■ **Extracted information**:
------
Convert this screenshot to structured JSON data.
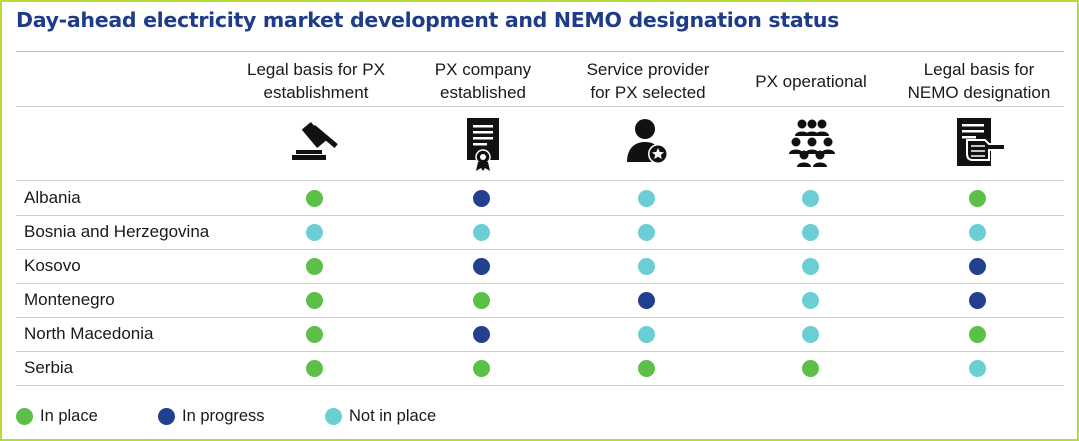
{
  "title": "Day-ahead electricity market development and NEMO designation status",
  "colors": {
    "in_place": "#5cbf47",
    "in_progress": "#233f8f",
    "not_in_place": "#6acfd4",
    "title": "#1f3c88",
    "frame": "#b5dc3a"
  },
  "columns": [
    {
      "label_line1": "Legal basis for PX",
      "label_line2": "establishment",
      "icon": "gavel-icon"
    },
    {
      "label_line1": "PX company",
      "label_line2": "established",
      "icon": "certificate-icon"
    },
    {
      "label_line1": "Service provider",
      "label_line2": "for PX selected",
      "icon": "user-star-icon"
    },
    {
      "label_line1": "PX operational",
      "label_line2": "",
      "icon": "group-icon"
    },
    {
      "label_line1": "Legal basis for",
      "label_line2": "NEMO designation",
      "icon": "document-hand-icon"
    }
  ],
  "rows": [
    {
      "country": "Albania",
      "status": [
        "in_place",
        "in_progress",
        "not_in_place",
        "not_in_place",
        "in_place"
      ]
    },
    {
      "country": "Bosnia and Herzegovina",
      "status": [
        "not_in_place",
        "not_in_place",
        "not_in_place",
        "not_in_place",
        "not_in_place"
      ]
    },
    {
      "country": "Kosovo",
      "status": [
        "in_place",
        "in_progress",
        "not_in_place",
        "not_in_place",
        "in_progress"
      ]
    },
    {
      "country": "Montenegro",
      "status": [
        "in_place",
        "in_place",
        "in_progress",
        "not_in_place",
        "in_progress"
      ]
    },
    {
      "country": "North Macedonia",
      "status": [
        "in_place",
        "in_progress",
        "not_in_place",
        "not_in_place",
        "in_place"
      ]
    },
    {
      "country": "Serbia",
      "status": [
        "in_place",
        "in_place",
        "in_place",
        "in_place",
        "not_in_place"
      ]
    }
  ],
  "legend": {
    "in_place": "In place",
    "in_progress": "In progress",
    "not_in_place": "Not in place"
  }
}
------
■ **Work to be completed**: All of the data above should be transcribed verbatim, with pictures omitted.

■ **Written solution**:
Convert this screenshot to structured JSON data.
{
  "title": "Day-ahead electricity market development and NEMO designation status",
  "colors": {
    "in_place": "#5cbf47",
    "in_progress": "#233f8f",
    "not_in_place": "#6acfd4",
    "title": "#1f3c88",
    "frame": "#b5dc3a"
  },
  "columns": [
    {
      "label_line1": "Legal basis for PX",
      "label_line2": "establishment",
      "icon": "gavel-icon"
    },
    {
      "label_line1": "PX company",
      "label_line2": "established",
      "icon": "certificate-icon"
    },
    {
      "label_line1": "Service provider",
      "label_line2": "for PX selected",
      "icon": "user-star-icon"
    },
    {
      "label_line1": "PX operational",
      "label_line2": "",
      "icon": "group-icon"
    },
    {
      "label_line1": "Legal basis for",
      "label_line2": "NEMO designation",
      "icon": "document-hand-icon"
    }
  ],
  "rows": [
    {
      "country": "Albania",
      "status": [
        "in_place",
        "in_progress",
        "not_in_place",
        "not_in_place",
        "in_place"
      ]
    },
    {
      "country": "Bosnia and Herzegovina",
      "status": [
        "not_in_place",
        "not_in_place",
        "not_in_place",
        "not_in_place",
        "not_in_place"
      ]
    },
    {
      "country": "Kosovo",
      "status": [
        "in_place",
        "in_progress",
        "not_in_place",
        "not_in_place",
        "in_progress"
      ]
    },
    {
      "country": "Montenegro",
      "status": [
        "in_place",
        "in_place",
        "in_progress",
        "not_in_place",
        "in_progress"
      ]
    },
    {
      "country": "North Macedonia",
      "status": [
        "in_place",
        "in_progress",
        "not_in_place",
        "not_in_place",
        "in_place"
      ]
    },
    {
      "country": "Serbia",
      "status": [
        "in_place",
        "in_place",
        "in_place",
        "in_place",
        "not_in_place"
      ]
    }
  ],
  "legend": {
    "in_place": "In place",
    "in_progress": "In progress",
    "not_in_place": "Not in place"
  }
}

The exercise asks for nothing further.